Problem 1: In the forum thread about telling a child the truth about an absent father, what did the daughter do after hearing the truth about her dad?
Problem 2: Carry on the forum thread about explaining an absent father to a child from where it stops.

SwordToFlamethrower · 05/02/2023 19:25

I told my daughter the truth about her dad. She moved in with him and told me to stop bad mouthing him!

Relaxingambience · 05/02/2023 19:36

There’s a reason why it says online to not do this, because a child sees it’s parents as an extension of itself. So if either parent is ‘bad’ then the child internalises that and think they are too. I’m not saying lie to your child and make up a story about him moving to America. But I think there is a way to go about it when they ask such as ‘Some families only have one mummy, some have two mummies, some have two daddies and one mummy and one daddy.’ Focusing on the different types of families can help your child accept their situation.
Highlight all the family he does have (aunties and uncles, grandparents maybe?) explain that not everyone has these and how lucky he is to have them.

Entries provided:

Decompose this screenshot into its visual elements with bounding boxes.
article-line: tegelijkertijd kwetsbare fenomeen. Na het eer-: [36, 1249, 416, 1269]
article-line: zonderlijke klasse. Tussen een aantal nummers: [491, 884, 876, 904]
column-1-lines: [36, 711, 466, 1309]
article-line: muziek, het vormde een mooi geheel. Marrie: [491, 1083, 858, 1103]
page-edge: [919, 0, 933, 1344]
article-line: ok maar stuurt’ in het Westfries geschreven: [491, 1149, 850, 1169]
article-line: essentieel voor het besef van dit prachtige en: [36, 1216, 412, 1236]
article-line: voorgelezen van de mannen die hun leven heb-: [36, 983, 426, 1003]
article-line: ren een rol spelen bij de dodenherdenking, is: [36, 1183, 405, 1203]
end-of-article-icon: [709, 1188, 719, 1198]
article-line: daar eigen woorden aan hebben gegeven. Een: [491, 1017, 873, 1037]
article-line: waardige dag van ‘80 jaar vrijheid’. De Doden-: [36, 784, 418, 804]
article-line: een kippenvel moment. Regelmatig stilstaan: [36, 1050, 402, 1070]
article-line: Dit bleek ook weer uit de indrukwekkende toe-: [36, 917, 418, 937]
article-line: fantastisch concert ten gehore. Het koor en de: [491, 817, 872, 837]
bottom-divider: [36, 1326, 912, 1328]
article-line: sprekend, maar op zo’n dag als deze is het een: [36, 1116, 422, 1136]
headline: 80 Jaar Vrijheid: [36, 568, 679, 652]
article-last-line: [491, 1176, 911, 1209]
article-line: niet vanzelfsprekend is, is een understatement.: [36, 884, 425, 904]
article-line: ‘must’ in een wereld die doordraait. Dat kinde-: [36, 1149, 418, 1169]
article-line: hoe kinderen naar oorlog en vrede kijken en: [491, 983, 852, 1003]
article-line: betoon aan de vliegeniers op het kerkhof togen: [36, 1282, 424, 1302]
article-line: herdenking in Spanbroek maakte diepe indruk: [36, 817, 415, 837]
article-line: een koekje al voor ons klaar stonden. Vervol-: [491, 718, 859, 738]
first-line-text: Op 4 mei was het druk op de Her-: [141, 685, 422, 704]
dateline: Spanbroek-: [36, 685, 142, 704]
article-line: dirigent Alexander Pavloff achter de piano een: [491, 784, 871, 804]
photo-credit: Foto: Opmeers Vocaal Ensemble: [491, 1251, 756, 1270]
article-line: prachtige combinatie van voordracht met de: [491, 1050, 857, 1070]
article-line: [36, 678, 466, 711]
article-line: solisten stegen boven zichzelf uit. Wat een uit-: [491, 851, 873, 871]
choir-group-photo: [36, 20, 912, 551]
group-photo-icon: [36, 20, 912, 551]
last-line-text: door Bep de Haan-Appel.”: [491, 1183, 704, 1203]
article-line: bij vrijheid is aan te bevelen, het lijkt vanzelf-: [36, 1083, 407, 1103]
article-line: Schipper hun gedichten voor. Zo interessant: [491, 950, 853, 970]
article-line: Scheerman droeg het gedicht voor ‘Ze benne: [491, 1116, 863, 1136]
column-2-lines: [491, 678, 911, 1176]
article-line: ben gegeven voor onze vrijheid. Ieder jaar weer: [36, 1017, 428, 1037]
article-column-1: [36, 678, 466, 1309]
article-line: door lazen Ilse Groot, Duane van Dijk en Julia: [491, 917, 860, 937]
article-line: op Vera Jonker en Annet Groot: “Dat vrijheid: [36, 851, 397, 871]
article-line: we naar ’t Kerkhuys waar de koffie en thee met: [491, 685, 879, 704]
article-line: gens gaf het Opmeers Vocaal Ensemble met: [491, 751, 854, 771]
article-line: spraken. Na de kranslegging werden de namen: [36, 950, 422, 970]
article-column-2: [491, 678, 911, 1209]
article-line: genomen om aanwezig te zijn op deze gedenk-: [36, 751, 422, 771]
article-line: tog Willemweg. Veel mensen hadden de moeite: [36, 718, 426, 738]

Answer section 1: She moved in with him and told the poster to stop bad mouthing him.

Answer section 2:
julachu · 05/02/2023 19:37

Tell your kids about Santa or don't, it doesn't really matter, but when it comes to their dads it could be really damaging to their self esteem to be told the unvarnished truth if that means they feel completely rejected or grow up thinking that half of it what makes them who they are is trash. Santa and the Easter bunny don't reflect on them. Separated parents should try to paint the other parent in a positive light in front of their kids within reason because that parent is part of the child.

KickAssMumma · 05/02/2023 19:42

These responses are really helpful insight! So thank you all for that. Not the op or anything. Just nice to have views on it for when my boy starts asking me. Especially one pp who talks about her experience with her dad- this rings so true to my own experience in many ways. My dad is useless sometimes, but he does his best with what emotional tools he has available. My other family making me feel horrible for having a relationship with him didn’t help me at all. It made me feel horrible by proxy cos he was my dad. And still I chose him anyway so all it caused was anguish and pain for me for no reason at all. It can and is so so damaging and I don’t want to inflict that on my unborn because I made bad choices re his dad (and I did- he is useless and the warnings were there).

Withnailandeye · 05/02/2023 19:43

Personally I think depriving them of the magic of Father Christmas is a bit cruel and unnecessary and the moral argument a bit flawed.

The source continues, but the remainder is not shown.